### Your instructions
In the listing below, find every line with the string "about" and pull it out.

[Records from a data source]
━━━━━━

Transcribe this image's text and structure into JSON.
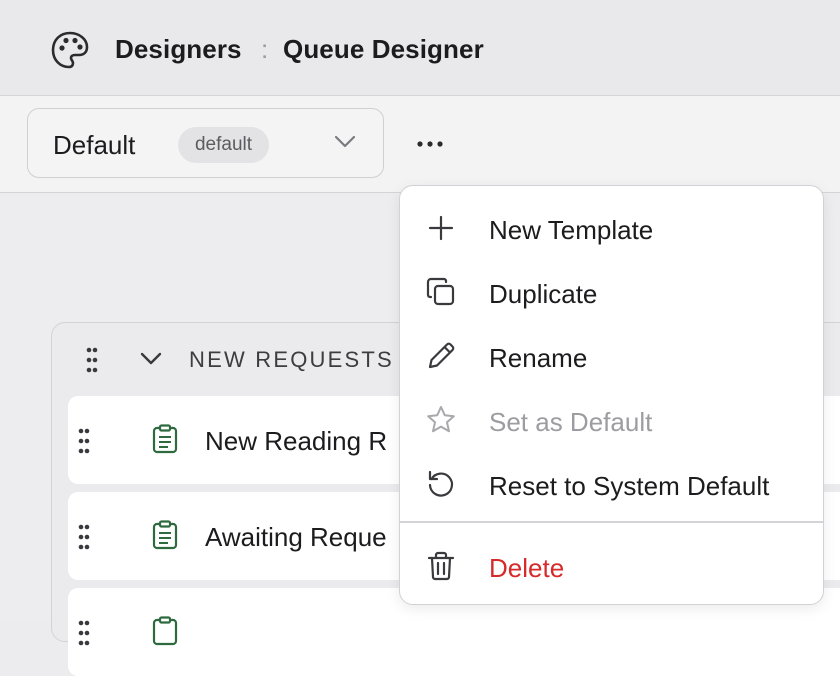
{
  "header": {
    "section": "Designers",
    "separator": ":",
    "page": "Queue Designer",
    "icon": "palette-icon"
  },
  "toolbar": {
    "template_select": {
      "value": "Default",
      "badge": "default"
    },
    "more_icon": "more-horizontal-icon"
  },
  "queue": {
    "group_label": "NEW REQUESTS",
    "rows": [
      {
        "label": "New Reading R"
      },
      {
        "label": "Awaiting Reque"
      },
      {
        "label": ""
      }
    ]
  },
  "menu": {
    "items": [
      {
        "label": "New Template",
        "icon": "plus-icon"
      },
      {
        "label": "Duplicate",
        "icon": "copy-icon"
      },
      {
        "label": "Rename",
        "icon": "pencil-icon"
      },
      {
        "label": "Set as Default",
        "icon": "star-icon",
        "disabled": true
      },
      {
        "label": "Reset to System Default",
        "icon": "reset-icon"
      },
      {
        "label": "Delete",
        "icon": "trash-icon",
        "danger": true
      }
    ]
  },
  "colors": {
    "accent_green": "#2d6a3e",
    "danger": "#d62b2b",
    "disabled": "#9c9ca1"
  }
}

━━━━━━

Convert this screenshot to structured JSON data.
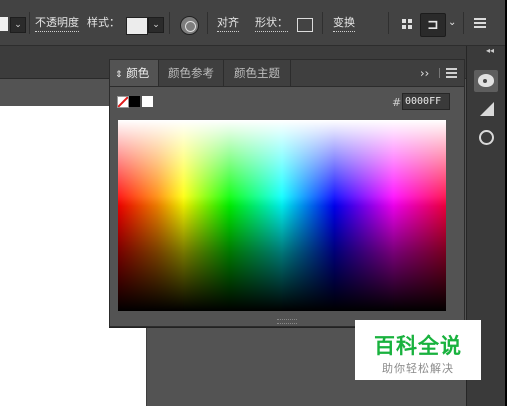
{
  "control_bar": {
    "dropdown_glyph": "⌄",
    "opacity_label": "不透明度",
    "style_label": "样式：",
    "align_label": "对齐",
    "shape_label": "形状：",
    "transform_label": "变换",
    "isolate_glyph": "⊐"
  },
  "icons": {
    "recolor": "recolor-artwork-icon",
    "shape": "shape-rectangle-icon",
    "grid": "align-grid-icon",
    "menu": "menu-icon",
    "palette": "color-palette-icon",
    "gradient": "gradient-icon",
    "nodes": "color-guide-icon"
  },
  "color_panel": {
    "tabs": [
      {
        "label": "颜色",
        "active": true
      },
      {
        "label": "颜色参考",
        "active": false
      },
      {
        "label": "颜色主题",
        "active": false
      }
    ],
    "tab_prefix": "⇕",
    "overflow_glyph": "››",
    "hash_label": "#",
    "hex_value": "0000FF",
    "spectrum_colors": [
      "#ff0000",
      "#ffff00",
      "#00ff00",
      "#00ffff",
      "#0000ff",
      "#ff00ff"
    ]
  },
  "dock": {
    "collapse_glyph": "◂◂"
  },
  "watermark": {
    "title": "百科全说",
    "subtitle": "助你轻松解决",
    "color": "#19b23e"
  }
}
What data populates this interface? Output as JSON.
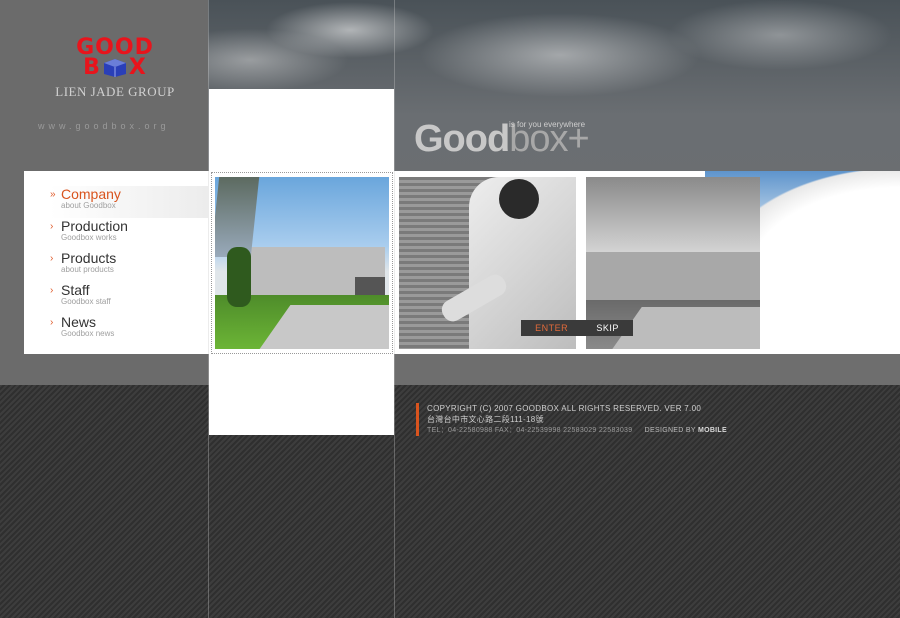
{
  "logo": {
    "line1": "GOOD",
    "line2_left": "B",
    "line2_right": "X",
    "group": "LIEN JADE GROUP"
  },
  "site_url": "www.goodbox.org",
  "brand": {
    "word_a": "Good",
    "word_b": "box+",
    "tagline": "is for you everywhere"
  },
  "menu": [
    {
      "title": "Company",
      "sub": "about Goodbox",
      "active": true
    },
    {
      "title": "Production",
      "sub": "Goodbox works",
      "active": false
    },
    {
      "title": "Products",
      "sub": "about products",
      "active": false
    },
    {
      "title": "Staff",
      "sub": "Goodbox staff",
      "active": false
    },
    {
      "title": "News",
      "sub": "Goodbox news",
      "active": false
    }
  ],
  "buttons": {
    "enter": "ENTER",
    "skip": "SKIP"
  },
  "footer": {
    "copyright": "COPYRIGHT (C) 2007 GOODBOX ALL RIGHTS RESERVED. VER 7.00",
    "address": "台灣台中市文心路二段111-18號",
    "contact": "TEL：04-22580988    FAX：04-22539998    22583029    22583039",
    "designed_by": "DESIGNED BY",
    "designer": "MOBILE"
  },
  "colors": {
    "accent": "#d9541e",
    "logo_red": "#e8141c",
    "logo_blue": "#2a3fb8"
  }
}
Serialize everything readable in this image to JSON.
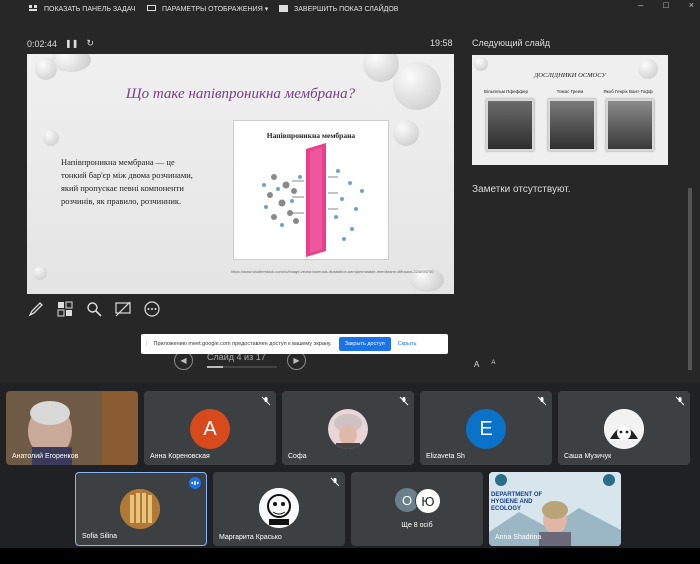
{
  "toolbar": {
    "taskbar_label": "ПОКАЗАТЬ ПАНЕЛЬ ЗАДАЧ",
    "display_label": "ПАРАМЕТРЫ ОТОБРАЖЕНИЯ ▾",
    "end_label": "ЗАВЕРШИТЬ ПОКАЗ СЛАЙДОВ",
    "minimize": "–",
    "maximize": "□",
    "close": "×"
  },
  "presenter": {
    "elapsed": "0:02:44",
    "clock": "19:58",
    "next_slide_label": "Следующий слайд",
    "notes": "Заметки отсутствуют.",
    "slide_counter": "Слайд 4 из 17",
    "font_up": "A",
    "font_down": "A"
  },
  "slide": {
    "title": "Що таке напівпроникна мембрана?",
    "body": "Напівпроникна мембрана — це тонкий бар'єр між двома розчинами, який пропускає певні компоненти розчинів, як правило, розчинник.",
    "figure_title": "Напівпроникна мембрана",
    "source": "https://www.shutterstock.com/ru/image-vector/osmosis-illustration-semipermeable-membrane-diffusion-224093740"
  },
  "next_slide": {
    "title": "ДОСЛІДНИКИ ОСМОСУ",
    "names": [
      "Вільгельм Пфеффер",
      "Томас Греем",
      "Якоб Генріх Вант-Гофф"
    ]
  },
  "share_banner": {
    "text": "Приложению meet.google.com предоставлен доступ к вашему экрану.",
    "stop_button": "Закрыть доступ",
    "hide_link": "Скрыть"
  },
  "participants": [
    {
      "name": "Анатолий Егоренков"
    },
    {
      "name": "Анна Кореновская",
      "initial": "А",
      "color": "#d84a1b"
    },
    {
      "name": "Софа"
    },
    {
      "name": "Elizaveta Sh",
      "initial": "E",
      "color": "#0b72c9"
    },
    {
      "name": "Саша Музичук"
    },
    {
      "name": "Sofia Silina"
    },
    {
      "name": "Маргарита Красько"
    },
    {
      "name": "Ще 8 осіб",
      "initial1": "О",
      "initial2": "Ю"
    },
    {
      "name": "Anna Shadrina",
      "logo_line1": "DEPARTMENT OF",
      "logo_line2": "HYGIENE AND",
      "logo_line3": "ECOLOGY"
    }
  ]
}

━━━━━━

### Output below
      "sub": "about Goodbox",
      "sub": "about products",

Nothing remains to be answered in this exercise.